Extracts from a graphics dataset
§ §
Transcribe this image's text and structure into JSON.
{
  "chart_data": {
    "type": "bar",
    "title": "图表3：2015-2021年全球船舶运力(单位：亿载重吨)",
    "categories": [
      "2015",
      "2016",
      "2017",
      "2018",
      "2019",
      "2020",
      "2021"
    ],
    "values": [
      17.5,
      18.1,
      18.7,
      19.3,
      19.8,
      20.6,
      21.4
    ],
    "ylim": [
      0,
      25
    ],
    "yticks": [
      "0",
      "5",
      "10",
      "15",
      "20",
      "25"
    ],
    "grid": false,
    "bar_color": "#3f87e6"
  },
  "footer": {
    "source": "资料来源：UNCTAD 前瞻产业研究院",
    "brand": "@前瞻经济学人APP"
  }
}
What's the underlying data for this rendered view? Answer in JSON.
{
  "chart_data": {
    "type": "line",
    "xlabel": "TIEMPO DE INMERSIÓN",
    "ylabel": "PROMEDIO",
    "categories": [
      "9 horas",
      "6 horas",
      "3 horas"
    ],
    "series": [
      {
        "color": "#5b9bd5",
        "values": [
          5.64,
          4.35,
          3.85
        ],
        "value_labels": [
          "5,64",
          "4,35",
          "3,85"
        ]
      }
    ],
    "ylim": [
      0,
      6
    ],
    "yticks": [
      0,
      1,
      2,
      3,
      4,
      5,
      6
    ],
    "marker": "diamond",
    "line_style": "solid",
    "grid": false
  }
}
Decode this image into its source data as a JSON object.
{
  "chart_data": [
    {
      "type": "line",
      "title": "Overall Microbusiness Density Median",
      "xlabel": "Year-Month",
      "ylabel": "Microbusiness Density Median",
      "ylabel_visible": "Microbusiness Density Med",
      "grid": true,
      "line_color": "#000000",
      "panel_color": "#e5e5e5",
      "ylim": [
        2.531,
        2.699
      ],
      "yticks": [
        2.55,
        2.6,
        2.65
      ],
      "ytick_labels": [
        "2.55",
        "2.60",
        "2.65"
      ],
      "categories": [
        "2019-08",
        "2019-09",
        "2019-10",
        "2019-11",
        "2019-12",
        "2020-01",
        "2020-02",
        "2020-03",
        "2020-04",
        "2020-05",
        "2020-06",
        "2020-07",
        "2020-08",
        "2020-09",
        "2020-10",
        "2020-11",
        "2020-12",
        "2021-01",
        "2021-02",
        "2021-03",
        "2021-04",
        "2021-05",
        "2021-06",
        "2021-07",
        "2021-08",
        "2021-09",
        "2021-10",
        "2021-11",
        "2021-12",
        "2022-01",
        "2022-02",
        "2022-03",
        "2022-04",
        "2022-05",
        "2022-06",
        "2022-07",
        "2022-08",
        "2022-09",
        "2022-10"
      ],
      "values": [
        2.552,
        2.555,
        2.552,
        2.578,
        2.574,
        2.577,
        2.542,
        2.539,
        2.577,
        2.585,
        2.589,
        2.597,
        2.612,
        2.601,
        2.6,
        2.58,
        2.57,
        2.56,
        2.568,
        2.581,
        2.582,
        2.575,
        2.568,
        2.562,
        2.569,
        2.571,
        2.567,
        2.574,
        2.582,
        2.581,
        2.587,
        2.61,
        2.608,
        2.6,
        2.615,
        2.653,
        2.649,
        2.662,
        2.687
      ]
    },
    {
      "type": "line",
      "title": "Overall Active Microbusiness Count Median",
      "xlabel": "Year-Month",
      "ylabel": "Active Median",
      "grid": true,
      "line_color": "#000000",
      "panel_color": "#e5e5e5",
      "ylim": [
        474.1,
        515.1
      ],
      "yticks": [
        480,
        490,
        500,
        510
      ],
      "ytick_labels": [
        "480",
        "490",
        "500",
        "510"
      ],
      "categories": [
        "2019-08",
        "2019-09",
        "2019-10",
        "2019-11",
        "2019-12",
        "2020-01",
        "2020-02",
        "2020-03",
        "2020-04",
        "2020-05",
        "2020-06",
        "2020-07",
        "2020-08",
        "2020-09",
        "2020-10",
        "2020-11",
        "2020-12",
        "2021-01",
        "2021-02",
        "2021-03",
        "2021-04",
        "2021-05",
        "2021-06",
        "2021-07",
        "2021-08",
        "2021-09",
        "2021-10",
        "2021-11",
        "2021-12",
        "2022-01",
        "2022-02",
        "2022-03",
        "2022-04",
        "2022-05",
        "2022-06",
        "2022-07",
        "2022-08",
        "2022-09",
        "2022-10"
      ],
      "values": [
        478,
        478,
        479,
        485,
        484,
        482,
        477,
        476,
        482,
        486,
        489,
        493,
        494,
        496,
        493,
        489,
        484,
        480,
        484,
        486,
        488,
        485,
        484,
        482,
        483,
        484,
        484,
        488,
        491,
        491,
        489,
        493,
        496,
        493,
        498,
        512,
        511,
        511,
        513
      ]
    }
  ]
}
§ §
EXERCISE REQUIREMENTS: From the data above, copy each line that holds "JSON".

COMPLETE RESPONSE:
Transcribe this image's text and structure into JSON.
What's the underlying data for this rendered view? Answer in JSON.
Decode this image into its source data as a JSON object.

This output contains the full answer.